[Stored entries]
____
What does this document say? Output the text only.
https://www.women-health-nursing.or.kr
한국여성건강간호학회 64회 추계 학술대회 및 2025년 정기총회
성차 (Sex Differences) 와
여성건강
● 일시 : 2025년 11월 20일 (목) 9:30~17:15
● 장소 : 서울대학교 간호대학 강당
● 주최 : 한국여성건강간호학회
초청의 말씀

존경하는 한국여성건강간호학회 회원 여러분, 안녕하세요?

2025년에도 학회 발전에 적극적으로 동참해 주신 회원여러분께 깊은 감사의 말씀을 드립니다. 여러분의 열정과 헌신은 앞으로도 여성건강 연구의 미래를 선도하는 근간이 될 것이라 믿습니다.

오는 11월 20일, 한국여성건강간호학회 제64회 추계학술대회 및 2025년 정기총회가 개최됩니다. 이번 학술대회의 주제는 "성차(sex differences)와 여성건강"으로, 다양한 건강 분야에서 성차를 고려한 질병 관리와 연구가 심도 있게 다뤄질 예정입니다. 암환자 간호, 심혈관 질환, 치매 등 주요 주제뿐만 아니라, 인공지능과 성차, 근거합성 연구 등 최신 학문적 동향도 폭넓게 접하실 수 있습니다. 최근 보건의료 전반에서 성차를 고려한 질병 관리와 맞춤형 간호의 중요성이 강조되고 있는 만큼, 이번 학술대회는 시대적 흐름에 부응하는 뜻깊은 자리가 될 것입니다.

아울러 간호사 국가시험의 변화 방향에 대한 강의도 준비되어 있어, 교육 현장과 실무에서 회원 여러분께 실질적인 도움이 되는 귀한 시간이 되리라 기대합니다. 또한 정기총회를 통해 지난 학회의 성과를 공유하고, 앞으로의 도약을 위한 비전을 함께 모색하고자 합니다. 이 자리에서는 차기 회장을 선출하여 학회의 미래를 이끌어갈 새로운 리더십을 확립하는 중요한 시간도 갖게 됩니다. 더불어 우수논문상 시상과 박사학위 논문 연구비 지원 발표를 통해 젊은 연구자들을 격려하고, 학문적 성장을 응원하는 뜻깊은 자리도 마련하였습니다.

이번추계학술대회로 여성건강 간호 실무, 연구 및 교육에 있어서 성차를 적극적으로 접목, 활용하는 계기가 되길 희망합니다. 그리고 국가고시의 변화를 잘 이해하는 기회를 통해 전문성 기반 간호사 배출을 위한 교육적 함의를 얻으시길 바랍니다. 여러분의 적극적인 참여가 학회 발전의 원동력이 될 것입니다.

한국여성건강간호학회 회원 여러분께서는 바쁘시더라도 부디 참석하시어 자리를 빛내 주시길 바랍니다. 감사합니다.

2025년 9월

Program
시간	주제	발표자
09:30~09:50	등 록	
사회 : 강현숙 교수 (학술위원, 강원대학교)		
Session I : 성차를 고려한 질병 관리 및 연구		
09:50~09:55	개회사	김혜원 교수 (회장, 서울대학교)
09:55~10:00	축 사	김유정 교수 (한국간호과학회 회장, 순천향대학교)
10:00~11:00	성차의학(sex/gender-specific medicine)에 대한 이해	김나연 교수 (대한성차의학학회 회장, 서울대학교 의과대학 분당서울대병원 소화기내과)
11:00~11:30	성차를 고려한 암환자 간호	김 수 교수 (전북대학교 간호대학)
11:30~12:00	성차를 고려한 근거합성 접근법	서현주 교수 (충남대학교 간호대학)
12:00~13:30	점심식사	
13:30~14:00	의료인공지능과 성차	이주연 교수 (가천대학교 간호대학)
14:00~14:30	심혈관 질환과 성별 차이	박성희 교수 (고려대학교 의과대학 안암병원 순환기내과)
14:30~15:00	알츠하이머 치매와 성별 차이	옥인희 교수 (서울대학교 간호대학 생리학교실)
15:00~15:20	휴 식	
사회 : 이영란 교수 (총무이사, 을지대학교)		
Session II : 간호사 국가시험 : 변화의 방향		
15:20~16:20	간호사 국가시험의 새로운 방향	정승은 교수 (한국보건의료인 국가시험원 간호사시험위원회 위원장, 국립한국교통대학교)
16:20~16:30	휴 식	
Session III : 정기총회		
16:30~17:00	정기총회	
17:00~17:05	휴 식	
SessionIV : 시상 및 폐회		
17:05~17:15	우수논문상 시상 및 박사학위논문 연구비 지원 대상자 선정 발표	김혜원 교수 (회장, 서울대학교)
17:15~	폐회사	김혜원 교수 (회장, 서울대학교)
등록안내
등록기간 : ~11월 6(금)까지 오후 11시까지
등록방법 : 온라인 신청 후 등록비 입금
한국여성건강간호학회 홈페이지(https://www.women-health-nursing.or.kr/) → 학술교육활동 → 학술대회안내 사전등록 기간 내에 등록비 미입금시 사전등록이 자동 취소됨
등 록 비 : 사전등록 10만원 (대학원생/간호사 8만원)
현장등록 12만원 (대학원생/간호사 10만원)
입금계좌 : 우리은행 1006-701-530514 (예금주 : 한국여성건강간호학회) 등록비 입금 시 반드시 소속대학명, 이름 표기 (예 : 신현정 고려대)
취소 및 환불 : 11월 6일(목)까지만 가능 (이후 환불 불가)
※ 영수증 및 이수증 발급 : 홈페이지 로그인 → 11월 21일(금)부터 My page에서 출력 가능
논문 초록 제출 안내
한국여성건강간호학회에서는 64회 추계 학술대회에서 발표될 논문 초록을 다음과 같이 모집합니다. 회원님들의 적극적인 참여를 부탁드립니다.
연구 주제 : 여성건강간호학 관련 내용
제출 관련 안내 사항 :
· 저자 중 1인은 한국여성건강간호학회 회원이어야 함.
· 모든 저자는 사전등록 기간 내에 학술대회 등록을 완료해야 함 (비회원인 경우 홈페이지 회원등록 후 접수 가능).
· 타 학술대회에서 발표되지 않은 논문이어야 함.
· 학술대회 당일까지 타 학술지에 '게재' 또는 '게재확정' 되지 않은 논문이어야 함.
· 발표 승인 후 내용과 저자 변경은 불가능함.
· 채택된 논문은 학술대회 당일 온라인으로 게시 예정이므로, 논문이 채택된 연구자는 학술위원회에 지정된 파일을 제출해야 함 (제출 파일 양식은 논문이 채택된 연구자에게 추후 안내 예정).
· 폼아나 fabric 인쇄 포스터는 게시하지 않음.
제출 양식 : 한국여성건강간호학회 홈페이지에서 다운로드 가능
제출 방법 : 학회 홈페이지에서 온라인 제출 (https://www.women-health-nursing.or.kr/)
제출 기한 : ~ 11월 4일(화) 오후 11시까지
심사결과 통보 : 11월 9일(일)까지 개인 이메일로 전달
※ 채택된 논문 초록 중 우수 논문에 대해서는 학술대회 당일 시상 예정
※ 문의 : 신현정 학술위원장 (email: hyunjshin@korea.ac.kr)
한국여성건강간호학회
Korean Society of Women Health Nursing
____
WHAT THE TASK ASKS
Repeat the listing in full, keeping every line exactly as it is.

TASK RESULT
What does this document say? Output the text only.
https://www.women-health-nursing.or.kr
한국여성건강간호학회 64회 추계 학술대회 및 2025년 정기총회
성차 (Sex Differences) 와
여성건강
● 일시 : 2025년 11월 20일 (목) 9:30~17:15
● 장소 : 서울대학교 간호대학 강당
● 주최 : 한국여성건강간호학회
초청의 말씀

존경하는 한국여성건강간호학회 회원 여러분, 안녕하세요?

2025년에도 학회 발전에 적극적으로 동참해 주신 회원여러분께 깊은 감사의 말씀을 드립니다. 여러분의 열정과 헌신은 앞으로도 여성건강 연구의 미래를 선도하는 근간이 될 것이라 믿습니다.

오는 11월 20일, 한국여성건강간호학회 제64회 추계학술대회 및 2025년 정기총회가 개최됩니다. 이번 학술대회의 주제는 "성차(sex differences)와 여성건강"으로, 다양한 건강 분야에서 성차를 고려한 질병 관리와 연구가 심도 있게 다뤄질 예정입니다. 암환자 간호, 심혈관 질환, 치매 등 주요 주제뿐만 아니라, 인공지능과 성차, 근거합성 연구 등 최신 학문적 동향도 폭넓게 접하실 수 있습니다. 최근 보건의료 전반에서 성차를 고려한 질병 관리와 맞춤형 간호의 중요성이 강조되고 있는 만큼, 이번 학술대회는 시대적 흐름에 부응하는 뜻깊은 자리가 될 것입니다.

아울러 간호사 국가시험의 변화 방향에 대한 강의도 준비되어 있어, 교육 현장과 실무에서 회원 여러분께 실질적인 도움이 되는 귀한 시간이 되리라 기대합니다. 또한 정기총회를 통해 지난 학회의 성과를 공유하고, 앞으로의 도약을 위한 비전을 함께 모색하고자 합니다. 이 자리에서는 차기 회장을 선출하여 학회의 미래를 이끌어갈 새로운 리더십을 확립하는 중요한 시간도 갖게 됩니다. 더불어 우수논문상 시상과 박사학위 논문 연구비 지원 발표를 통해 젊은 연구자들을 격려하고, 학문적 성장을 응원하는 뜻깊은 자리도 마련하였습니다.

이번추계학술대회로 여성건강 간호 실무, 연구 및 교육에 있어서 성차를 적극적으로 접목, 활용하는 계기가 되길 희망합니다. 그리고 국가고시의 변화를 잘 이해하는 기회를 통해 전문성 기반 간호사 배출을 위한 교육적 함의를 얻으시길 바랍니다. 여러분의 적극적인 참여가 학회 발전의 원동력이 될 것입니다.

한국여성건강간호학회 회원 여러분께서는 바쁘시더라도 부디 참석하시어 자리를 빛내 주시길 바랍니다. 감사합니다.

2025년 9월

Program
시간	주제	발표자
09:30~09:50	등 록	
사회 : 강현숙 교수 (학술위원, 강원대학교)		
Session I : 성차를 고려한 질병 관리 및 연구		
09:50~09:55	개회사	김혜원 교수 (회장, 서울대학교)
09:55~10:00	축 사	김유정 교수 (한국간호과학회 회장, 순천향대학교)
10:00~11:00	성차의학(sex/gender-specific medicine)에 대한 이해	김나연 교수 (대한성차의학학회 회장, 서울대학교 의과대학 분당서울대병원 소화기내과)
11:00~11:30	성차를 고려한 암환자 간호	김 수 교수 (전북대학교 간호대학)
11:30~12:00	성차를 고려한 근거합성 접근법	서현주 교수 (충남대학교 간호대학)
12:00~13:30	점심식사	
13:30~14:00	의료인공지능과 성차	이주연 교수 (가천대학교 간호대학)
14:00~14:30	심혈관 질환과 성별 차이	박성희 교수 (고려대학교 의과대학 안암병원 순환기내과)
14:30~15:00	알츠하이머 치매와 성별 차이	옥인희 교수 (서울대학교 간호대학 생리학교실)
15:00~15:20	휴 식	
사회 : 이영란 교수 (총무이사, 을지대학교)		
Session II : 간호사 국가시험 : 변화의 방향		
15:20~16:20	간호사 국가시험의 새로운 방향	정승은 교수 (한국보건의료인 국가시험원 간호사시험위원회 위원장, 국립한국교통대학교)
16:20~16:30	휴 식	
Session III : 정기총회		
16:30~17:00	정기총회	
17:00~17:05	휴 식	
SessionIV : 시상 및 폐회		
17:05~17:15	우수논문상 시상 및 박사학위논문 연구비 지원 대상자 선정 발표	김혜원 교수 (회장, 서울대학교)
17:15~	폐회사	김혜원 교수 (회장, 서울대학교)
등록안내
등록기간 : ~11월 6(금)까지 오후 11시까지
등록방법 : 온라인 신청 후 등록비 입금
한국여성건강간호학회 홈페이지(https://www.women-health-nursing.or.kr/) → 학술교육활동 → 학술대회안내 사전등록 기간 내에 등록비 미입금시 사전등록이 자동 취소됨
등 록 비 : 사전등록 10만원 (대학원생/간호사 8만원)
현장등록 12만원 (대학원생/간호사 10만원)
입금계좌 : 우리은행 1006-701-530514 (예금주 : 한국여성건강간호학회) 등록비 입금 시 반드시 소속대학명, 이름 표기 (예 : 신현정 고려대)
취소 및 환불 : 11월 6일(목)까지만 가능 (이후 환불 불가)
※ 영수증 및 이수증 발급 : 홈페이지 로그인 → 11월 21일(금)부터 My page에서 출력 가능
논문 초록 제출 안내
한국여성건강간호학회에서는 64회 추계 학술대회에서 발표될 논문 초록을 다음과 같이 모집합니다. 회원님들의 적극적인 참여를 부탁드립니다.
연구 주제 : 여성건강간호학 관련 내용
제출 관련 안내 사항 :
· 저자 중 1인은 한국여성건강간호학회 회원이어야 함.
· 모든 저자는 사전등록 기간 내에 학술대회 등록을 완료해야 함 (비회원인 경우 홈페이지 회원등록 후 접수 가능).
· 타 학술대회에서 발표되지 않은 논문이어야 함.
· 학술대회 당일까지 타 학술지에 '게재' 또는 '게재확정' 되지 않은 논문이어야 함.
· 발표 승인 후 내용과 저자 변경은 불가능함.
· 채택된 논문은 학술대회 당일 온라인으로 게시 예정이므로, 논문이 채택된 연구자는 학술위원회에 지정된 파일을 제출해야 함 (제출 파일 양식은 논문이 채택된 연구자에게 추후 안내 예정).
· 폼아나 fabric 인쇄 포스터는 게시하지 않음.
제출 양식 : 한국여성건강간호학회 홈페이지에서 다운로드 가능
제출 방법 : 학회 홈페이지에서 온라인 제출 (https://www.women-health-nursing.or.kr/)
제출 기한 : ~ 11월 4일(화) 오후 11시까지
심사결과 통보 : 11월 9일(일)까지 개인 이메일로 전달
※ 채택된 논문 초록 중 우수 논문에 대해서는 학술대회 당일 시상 예정
※ 문의 : 신현정 학술위원장 (email: hyunjshin@korea.ac.kr)
한국여성건강간호학회
Korean Society of Women Health Nursing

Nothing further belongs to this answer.